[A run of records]
________________________

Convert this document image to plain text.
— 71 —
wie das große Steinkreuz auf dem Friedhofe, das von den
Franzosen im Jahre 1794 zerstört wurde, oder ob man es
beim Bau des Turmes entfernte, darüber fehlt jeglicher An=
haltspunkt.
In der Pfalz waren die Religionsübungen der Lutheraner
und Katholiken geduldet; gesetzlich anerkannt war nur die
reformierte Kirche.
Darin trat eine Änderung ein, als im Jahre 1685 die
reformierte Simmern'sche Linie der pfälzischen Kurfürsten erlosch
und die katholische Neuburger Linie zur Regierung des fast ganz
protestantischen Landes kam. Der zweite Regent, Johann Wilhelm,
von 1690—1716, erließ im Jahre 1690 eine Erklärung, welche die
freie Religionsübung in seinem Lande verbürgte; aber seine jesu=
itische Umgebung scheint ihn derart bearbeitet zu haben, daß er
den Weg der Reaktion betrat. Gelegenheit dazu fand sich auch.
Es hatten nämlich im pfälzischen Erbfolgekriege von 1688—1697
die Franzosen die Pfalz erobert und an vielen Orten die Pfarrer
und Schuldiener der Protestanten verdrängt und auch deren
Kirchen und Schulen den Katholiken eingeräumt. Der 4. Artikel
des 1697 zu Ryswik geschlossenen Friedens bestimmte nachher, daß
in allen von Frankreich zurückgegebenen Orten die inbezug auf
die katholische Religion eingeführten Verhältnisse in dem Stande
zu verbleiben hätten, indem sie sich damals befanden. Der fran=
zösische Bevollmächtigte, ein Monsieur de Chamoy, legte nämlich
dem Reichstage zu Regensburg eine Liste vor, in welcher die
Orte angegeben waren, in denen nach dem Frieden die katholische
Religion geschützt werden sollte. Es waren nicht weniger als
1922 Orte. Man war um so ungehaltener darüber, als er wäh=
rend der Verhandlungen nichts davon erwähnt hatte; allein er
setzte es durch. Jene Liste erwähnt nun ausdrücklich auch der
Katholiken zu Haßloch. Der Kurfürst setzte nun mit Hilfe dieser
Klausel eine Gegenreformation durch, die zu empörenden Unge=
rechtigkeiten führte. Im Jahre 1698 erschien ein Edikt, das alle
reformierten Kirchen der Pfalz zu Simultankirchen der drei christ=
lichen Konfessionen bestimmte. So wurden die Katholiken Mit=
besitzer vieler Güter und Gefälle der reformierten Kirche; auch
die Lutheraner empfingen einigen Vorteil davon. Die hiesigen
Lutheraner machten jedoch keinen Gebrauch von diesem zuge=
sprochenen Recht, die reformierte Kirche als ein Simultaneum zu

________________________

■ Exercise directions
Using the listing above, say how many of its lines contain the string "reformierten", giving nothing but the figure.

■ Answer to the problem
2